#### The request
Output the material exactly, but drop every image it holds.

#### Entries
>> START
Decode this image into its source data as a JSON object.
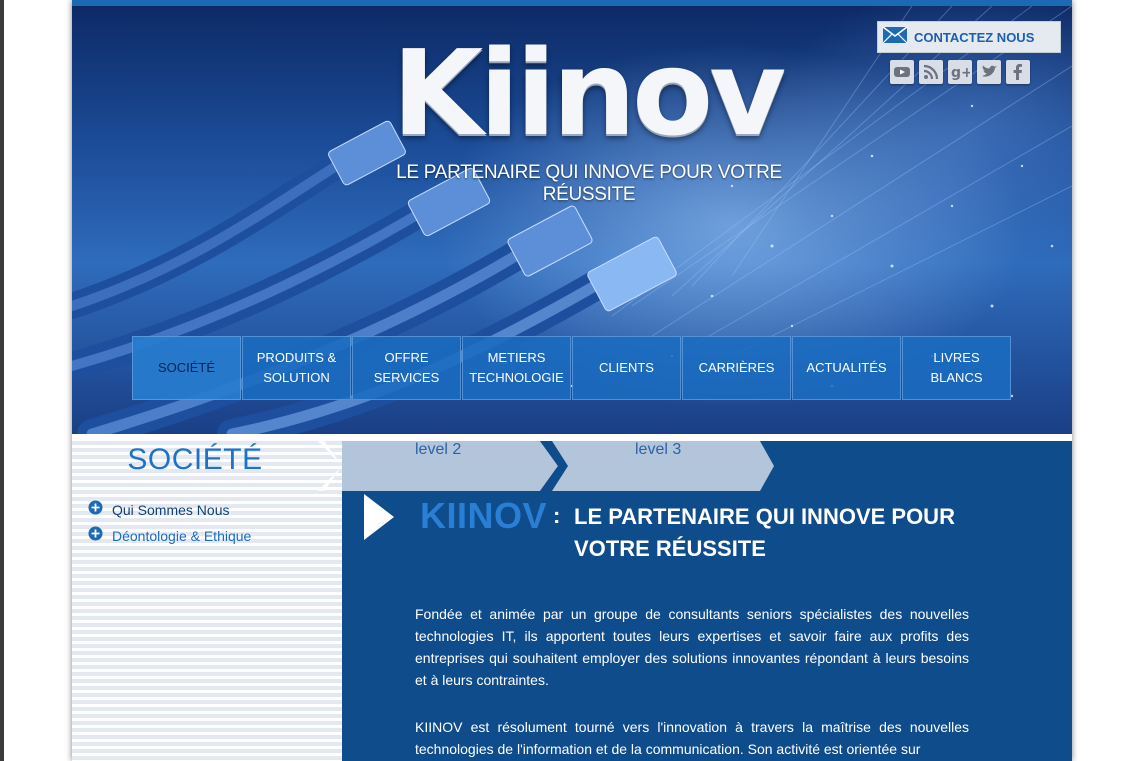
{
  "header": {
    "logo_text": "Kiinov",
    "tagline": "LE PARTENAIRE QUI INNOVE POUR VOTRE RÉUSSITE",
    "contact_label": "CONTACTEZ NOUS",
    "socials": [
      "youtube-icon",
      "rss-icon",
      "google-plus-icon",
      "twitter-icon",
      "facebook-icon"
    ]
  },
  "nav": {
    "items": [
      {
        "label": "SOCIÉTÉ",
        "active": true
      },
      {
        "label": "PRODUITS & SOLUTION"
      },
      {
        "label": "OFFRE SERVICES"
      },
      {
        "label": "METIERS TECHNOLOGIE"
      },
      {
        "label": "CLIENTS"
      },
      {
        "label": "CARRIÈRES"
      },
      {
        "label": "ACTUALITÉS"
      },
      {
        "label": "LIVRES BLANCS"
      }
    ]
  },
  "sidebar": {
    "title": "SOCIÉTÉ",
    "items": [
      {
        "label": "Qui Sommes Nous"
      },
      {
        "label": "Déontologie & Ethique"
      }
    ]
  },
  "breadcrumb": {
    "level2": "level 2",
    "level3": "level 3"
  },
  "main": {
    "brand": "KIINOV",
    "colon": ":",
    "tagline": "LE PARTENAIRE QUI INNOVE POUR VOTRE RÉUSSITE",
    "paragraphs": [
      "Fondée et animée par un groupe de consultants seniors spécialistes des nouvelles technologies IT, ils apportent toutes leurs expertises et savoir faire aux profits des entreprises qui souhaitent employer des solutions innovantes répondant à leurs besoins et à leurs contraintes.",
      "KIINOV est résolument tourné vers l'innovation à travers la maîtrise des nouvelles technologies de l'information et de la communication. Son activité est orientée sur"
    ]
  },
  "colors": {
    "accent": "#1c73c8",
    "main_bg": "#0f4c8b",
    "nav_bg": "#1a6cc0"
  }
}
>> END
#### Task response
Decode this image into its source data as a JSON object.
{
  "header": {
    "logo_text": "Kiinov",
    "tagline": "LE PARTENAIRE QUI INNOVE POUR VOTRE RÉUSSITE",
    "contact_label": "CONTACTEZ NOUS",
    "socials": [
      "youtube-icon",
      "rss-icon",
      "google-plus-icon",
      "twitter-icon",
      "facebook-icon"
    ]
  },
  "nav": {
    "items": [
      {
        "label": "SOCIÉTÉ",
        "active": true
      },
      {
        "label": "PRODUITS & SOLUTION"
      },
      {
        "label": "OFFRE SERVICES"
      },
      {
        "label": "METIERS TECHNOLOGIE"
      },
      {
        "label": "CLIENTS"
      },
      {
        "label": "CARRIÈRES"
      },
      {
        "label": "ACTUALITÉS"
      },
      {
        "label": "LIVRES BLANCS"
      }
    ]
  },
  "sidebar": {
    "title": "SOCIÉTÉ",
    "items": [
      {
        "label": "Qui Sommes Nous"
      },
      {
        "label": "Déontologie & Ethique"
      }
    ]
  },
  "breadcrumb": {
    "level2": "level 2",
    "level3": "level 3"
  },
  "main": {
    "brand": "KIINOV",
    "colon": ":",
    "tagline": "LE PARTENAIRE QUI INNOVE POUR VOTRE RÉUSSITE",
    "paragraphs": [
      "Fondée et animée par un groupe de consultants seniors spécialistes des nouvelles technologies IT, ils apportent toutes leurs expertises et savoir faire aux profits des entreprises qui souhaitent employer des solutions innovantes répondant à leurs besoins et à leurs contraintes.",
      "KIINOV est résolument tourné vers l'innovation à travers la maîtrise des nouvelles technologies de l'information et de la communication. Son activité est orientée sur"
    ]
  },
  "colors": {
    "accent": "#1c73c8",
    "main_bg": "#0f4c8b",
    "nav_bg": "#1a6cc0"
  }
}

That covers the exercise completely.